-------- Provided records --------

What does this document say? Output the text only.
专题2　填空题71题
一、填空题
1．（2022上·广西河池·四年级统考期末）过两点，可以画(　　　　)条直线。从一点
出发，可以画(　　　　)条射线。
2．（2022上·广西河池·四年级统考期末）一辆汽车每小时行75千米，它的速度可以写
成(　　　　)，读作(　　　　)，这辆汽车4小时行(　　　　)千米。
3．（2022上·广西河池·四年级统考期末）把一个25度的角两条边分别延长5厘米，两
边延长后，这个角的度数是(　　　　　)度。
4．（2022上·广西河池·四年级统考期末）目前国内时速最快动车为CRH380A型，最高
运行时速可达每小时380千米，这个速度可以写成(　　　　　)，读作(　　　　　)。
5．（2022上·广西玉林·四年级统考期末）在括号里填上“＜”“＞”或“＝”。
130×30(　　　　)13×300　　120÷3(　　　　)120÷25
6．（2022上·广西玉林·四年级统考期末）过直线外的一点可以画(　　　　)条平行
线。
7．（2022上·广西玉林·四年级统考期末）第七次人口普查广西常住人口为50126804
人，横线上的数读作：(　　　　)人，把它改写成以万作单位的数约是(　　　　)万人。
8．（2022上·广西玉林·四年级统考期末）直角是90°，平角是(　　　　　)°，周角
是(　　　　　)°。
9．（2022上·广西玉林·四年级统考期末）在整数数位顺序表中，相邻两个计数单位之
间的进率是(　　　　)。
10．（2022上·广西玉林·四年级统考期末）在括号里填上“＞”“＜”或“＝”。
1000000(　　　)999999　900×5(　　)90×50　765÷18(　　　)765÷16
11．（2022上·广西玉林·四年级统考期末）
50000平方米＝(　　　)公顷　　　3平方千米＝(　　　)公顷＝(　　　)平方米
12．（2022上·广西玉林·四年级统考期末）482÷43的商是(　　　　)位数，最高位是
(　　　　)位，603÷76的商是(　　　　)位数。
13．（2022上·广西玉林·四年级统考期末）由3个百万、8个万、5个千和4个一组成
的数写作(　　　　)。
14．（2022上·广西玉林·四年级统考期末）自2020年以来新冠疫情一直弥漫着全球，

--------

*Given exercise*
Print the whole listing exactly as it is.

*Written reply*
What does this document say? Output the text only.
专题2　填空题71题
一、填空题
1．（2022上·广西河池·四年级统考期末）过两点，可以画(　　　　)条直线。从一点
出发，可以画(　　　　)条射线。
2．（2022上·广西河池·四年级统考期末）一辆汽车每小时行75千米，它的速度可以写
成(　　　　)，读作(　　　　)，这辆汽车4小时行(　　　　)千米。
3．（2022上·广西河池·四年级统考期末）把一个25度的角两条边分别延长5厘米，两
边延长后，这个角的度数是(　　　　　)度。
4．（2022上·广西河池·四年级统考期末）目前国内时速最快动车为CRH380A型，最高
运行时速可达每小时380千米，这个速度可以写成(　　　　　)，读作(　　　　　)。
5．（2022上·广西玉林·四年级统考期末）在括号里填上“＜”“＞”或“＝”。
130×30(　　　　)13×300　　120÷3(　　　　)120÷25
6．（2022上·广西玉林·四年级统考期末）过直线外的一点可以画(　　　　)条平行
线。
7．（2022上·广西玉林·四年级统考期末）第七次人口普查广西常住人口为50126804
人，横线上的数读作：(　　　　)人，把它改写成以万作单位的数约是(　　　　)万人。
8．（2022上·广西玉林·四年级统考期末）直角是90°，平角是(　　　　　)°，周角
是(　　　　　)°。
9．（2022上·广西玉林·四年级统考期末）在整数数位顺序表中，相邻两个计数单位之
间的进率是(　　　　)。
10．（2022上·广西玉林·四年级统考期末）在括号里填上“＞”“＜”或“＝”。
1000000(　　　)999999　900×5(　　)90×50　765÷18(　　　)765÷16
11．（2022上·广西玉林·四年级统考期末）
50000平方米＝(　　　)公顷　　　3平方千米＝(　　　)公顷＝(　　　)平方米
12．（2022上·广西玉林·四年级统考期末）482÷43的商是(　　　　)位数，最高位是
(　　　　)位，603÷76的商是(　　　　)位数。
13．（2022上·广西玉林·四年级统考期末）由3个百万、8个万、5个千和4个一组成
的数写作(　　　　)。
14．（2022上·广西玉林·四年级统考期末）自2020年以来新冠疫情一直弥漫着全球，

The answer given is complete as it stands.